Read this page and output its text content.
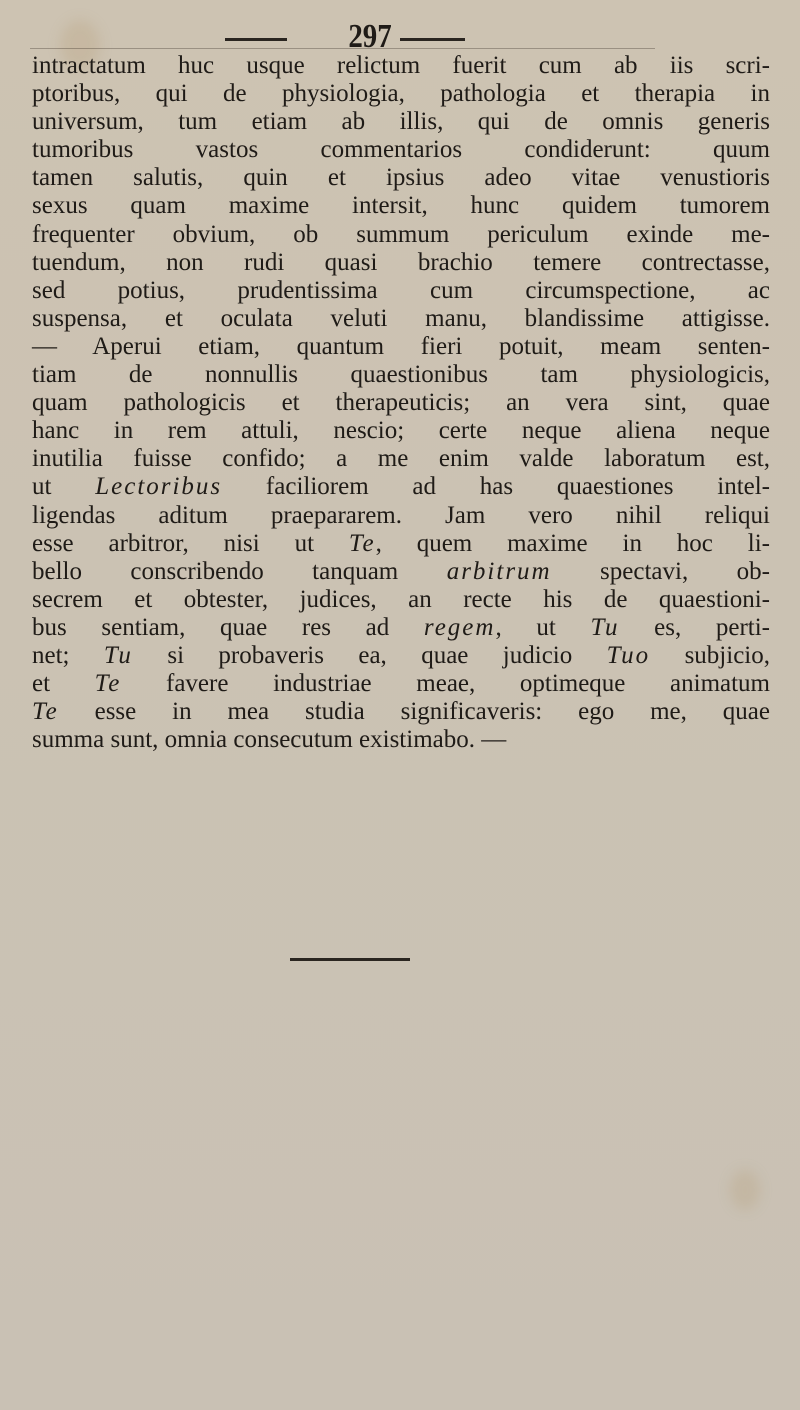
297
intractatum huc usque relictum fuerit cum ab iis scri-
ptoribus, qui de physiologia, pathologia et therapia in
universum, tum etiam ab illis, qui de omnis generis
tumoribus vastos commentarios condiderunt: quum
tamen salutis, quin et ipsius adeo vitae venustioris
sexus quam maxime intersit, hunc quidem tumorem
frequenter obvium, ob summum periculum exinde me-
tuendum, non rudi quasi brachio temere contrectasse,
sed potius, prudentissima cum circumspectione, ac
suspensa, et oculata veluti manu, blandissime attigisse.
— Aperui etiam, quantum fieri potuit, meam senten-
tiam de nonnullis quaestionibus tam physiologicis,
quam pathologicis et therapeuticis; an vera sint, quae
hanc in rem attuli, nescio; certe neque aliena neque
inutilia fuisse confido; a me enim valde laboratum est,
ut Lectoribus faciliorem ad has quaestiones intel-
ligendas aditum praepararem. Jam vero nihil reliqui
esse arbitror, nisi ut Te, quem maxime in hoc li-
bello conscribendo tanquam arbitrum spectavi, ob-
secrem et obtester, judices, an recte his de quaestioni-
bus sentiam, quae res ad regem, ut Tu es, perti-
net; Tu si probaveris ea, quae judicio Tuo subjicio,
et Te favere industriae meae, optimeque animatum
Te esse in mea studia significaveris: ego me, quae
summa sunt, omnia consecutum existimabo. —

* _THE PROBLEM_: In the records above, collect each line with "esse".

* _ANSWER_:
esse arbitror, nisi ut Te, quem maxime in hoc li-
Te esse in mea studia significaveris: ego me, quae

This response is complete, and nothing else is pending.